#### [DATA EXTRACT]
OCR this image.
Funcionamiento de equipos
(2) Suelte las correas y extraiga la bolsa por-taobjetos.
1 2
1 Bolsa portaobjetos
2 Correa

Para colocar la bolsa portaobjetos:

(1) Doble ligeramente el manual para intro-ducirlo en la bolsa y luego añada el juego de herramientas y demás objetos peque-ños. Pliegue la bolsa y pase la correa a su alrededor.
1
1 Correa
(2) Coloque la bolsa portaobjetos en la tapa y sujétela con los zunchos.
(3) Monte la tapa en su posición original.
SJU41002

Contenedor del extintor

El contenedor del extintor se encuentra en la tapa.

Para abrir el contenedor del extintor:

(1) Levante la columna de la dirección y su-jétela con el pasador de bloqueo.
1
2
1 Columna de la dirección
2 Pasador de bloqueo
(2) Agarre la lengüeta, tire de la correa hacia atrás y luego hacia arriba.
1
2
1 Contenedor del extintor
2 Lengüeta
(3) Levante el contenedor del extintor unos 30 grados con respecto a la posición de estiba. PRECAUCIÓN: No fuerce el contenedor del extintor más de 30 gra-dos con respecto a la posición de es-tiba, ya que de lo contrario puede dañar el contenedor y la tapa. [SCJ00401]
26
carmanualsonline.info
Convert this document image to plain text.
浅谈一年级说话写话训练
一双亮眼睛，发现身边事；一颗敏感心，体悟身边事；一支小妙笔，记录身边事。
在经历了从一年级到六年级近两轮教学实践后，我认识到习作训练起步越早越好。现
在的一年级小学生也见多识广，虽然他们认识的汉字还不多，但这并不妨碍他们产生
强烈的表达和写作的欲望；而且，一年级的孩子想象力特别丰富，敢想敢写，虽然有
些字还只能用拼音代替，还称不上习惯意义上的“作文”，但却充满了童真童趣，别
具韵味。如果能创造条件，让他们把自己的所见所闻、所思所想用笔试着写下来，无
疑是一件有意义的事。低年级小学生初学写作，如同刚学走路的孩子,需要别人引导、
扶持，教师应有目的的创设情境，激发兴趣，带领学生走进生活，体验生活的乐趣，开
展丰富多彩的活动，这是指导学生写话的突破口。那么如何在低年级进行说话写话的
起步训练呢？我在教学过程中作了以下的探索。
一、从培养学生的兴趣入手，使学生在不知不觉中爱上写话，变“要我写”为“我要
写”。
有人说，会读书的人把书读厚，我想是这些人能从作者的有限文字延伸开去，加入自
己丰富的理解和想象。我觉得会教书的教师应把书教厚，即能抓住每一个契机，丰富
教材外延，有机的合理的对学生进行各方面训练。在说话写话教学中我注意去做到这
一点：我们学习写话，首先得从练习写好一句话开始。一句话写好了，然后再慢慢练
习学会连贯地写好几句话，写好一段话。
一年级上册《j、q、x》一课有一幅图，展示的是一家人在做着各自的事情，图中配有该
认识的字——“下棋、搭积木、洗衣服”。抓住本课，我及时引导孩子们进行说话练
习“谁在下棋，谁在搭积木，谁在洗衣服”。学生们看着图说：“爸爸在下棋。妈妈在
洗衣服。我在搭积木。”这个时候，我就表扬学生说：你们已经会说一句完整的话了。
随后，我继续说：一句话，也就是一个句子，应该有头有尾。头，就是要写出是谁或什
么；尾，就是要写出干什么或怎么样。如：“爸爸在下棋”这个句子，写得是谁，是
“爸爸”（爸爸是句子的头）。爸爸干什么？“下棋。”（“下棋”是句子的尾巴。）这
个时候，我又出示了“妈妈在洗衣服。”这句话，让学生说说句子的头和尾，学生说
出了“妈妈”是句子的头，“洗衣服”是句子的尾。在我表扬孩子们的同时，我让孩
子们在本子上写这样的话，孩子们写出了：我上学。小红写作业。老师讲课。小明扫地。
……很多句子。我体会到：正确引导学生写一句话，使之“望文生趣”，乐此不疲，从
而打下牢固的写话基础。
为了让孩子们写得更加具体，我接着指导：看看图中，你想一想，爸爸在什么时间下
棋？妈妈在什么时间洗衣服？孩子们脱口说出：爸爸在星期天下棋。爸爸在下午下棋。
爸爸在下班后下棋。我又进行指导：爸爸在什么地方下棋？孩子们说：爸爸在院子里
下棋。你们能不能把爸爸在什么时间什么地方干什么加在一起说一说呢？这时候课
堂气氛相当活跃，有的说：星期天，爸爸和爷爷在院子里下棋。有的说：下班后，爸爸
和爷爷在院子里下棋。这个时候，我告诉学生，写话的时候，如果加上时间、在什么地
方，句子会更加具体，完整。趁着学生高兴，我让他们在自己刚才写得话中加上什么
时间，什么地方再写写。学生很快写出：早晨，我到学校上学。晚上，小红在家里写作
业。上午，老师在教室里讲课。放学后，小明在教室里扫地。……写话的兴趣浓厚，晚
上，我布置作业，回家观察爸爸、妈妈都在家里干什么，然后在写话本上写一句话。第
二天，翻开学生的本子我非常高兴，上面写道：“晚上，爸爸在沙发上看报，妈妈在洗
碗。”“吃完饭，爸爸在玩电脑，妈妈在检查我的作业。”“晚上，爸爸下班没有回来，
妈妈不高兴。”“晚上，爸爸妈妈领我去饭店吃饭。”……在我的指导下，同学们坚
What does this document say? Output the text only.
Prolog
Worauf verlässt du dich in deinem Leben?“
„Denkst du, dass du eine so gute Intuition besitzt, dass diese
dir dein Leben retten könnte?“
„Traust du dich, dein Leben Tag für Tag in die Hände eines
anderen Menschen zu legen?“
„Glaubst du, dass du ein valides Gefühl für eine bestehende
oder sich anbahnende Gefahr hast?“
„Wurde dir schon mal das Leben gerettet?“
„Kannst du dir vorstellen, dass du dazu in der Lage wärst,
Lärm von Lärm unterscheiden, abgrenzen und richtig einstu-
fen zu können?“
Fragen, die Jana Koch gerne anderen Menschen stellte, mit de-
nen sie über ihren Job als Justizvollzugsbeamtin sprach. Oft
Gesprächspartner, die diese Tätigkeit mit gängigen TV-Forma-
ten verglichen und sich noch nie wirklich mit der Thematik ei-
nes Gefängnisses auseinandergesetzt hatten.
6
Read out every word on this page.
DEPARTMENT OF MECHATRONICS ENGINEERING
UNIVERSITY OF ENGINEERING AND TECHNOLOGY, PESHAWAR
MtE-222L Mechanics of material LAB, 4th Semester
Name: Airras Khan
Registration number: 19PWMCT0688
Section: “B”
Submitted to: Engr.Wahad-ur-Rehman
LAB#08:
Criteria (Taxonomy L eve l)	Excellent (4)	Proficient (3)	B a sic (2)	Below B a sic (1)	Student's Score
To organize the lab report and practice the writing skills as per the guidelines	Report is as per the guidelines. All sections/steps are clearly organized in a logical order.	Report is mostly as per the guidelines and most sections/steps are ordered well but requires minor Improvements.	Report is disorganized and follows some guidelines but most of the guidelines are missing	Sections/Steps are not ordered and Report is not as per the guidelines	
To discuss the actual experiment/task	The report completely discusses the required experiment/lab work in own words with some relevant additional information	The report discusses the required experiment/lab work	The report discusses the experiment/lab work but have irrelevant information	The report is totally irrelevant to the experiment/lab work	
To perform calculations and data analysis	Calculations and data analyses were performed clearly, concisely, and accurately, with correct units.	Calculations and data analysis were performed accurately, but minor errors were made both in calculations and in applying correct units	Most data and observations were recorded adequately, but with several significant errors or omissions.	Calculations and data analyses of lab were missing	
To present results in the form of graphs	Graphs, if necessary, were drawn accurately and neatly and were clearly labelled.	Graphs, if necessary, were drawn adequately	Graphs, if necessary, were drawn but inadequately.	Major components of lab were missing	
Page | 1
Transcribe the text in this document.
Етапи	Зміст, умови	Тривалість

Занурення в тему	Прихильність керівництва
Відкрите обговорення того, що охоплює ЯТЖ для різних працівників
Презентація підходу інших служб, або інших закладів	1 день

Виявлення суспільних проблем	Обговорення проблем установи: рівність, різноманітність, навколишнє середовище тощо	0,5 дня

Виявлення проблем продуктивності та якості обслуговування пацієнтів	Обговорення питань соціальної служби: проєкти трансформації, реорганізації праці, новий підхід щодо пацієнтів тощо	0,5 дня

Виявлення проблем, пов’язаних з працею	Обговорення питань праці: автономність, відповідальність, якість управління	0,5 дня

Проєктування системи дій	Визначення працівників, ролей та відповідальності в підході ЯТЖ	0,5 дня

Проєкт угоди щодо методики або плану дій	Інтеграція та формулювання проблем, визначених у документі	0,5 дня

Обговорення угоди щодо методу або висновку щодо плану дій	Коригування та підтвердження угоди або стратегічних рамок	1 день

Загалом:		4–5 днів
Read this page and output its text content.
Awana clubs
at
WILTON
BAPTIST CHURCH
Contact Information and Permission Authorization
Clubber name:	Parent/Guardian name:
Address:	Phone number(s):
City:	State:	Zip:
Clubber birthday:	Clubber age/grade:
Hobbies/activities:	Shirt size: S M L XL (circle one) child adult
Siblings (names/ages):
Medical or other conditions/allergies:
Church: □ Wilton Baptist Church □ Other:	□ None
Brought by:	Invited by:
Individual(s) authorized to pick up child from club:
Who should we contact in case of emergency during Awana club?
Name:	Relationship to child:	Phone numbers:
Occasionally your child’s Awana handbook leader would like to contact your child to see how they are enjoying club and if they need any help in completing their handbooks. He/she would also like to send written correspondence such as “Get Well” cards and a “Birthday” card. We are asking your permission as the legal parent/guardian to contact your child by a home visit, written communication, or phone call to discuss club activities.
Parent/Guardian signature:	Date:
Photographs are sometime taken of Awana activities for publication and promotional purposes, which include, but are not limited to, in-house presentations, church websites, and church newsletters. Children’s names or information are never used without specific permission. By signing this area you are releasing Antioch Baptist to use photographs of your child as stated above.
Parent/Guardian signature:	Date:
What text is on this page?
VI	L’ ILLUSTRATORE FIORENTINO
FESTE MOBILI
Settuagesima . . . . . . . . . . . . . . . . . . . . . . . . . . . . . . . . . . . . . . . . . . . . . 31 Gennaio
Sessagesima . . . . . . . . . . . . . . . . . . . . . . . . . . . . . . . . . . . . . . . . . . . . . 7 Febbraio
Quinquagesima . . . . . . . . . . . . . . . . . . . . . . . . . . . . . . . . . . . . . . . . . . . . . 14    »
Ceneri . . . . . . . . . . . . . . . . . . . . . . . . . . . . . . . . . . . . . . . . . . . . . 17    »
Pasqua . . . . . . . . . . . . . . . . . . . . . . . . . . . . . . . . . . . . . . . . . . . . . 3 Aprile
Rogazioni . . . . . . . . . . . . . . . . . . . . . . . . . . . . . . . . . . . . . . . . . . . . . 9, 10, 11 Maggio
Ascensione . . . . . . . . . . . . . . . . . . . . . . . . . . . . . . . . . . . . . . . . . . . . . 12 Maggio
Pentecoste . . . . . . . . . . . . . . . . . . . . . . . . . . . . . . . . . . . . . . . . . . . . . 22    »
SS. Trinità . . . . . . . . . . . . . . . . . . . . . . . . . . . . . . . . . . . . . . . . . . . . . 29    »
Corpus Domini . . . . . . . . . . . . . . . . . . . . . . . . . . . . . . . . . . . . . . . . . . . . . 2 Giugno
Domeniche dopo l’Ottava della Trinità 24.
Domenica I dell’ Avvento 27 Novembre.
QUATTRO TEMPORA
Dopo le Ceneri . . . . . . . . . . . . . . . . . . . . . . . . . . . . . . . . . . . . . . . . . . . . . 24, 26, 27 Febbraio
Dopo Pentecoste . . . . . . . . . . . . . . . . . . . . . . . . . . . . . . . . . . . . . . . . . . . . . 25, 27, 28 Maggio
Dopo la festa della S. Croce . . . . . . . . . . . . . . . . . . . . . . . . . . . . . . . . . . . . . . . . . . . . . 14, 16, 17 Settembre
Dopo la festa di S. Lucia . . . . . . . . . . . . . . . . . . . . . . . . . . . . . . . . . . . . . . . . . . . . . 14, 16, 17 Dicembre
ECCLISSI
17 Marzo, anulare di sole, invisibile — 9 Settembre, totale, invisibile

#### [TASK REQUIREMENTS]
Look through the lines above and collect those with the word "anderen".

#### [RESULT OF THIS EXERCISE]
anderen Menschen zu legen?“
Fragen, die Jana Koch gerne anderen Menschen stellte, mit de-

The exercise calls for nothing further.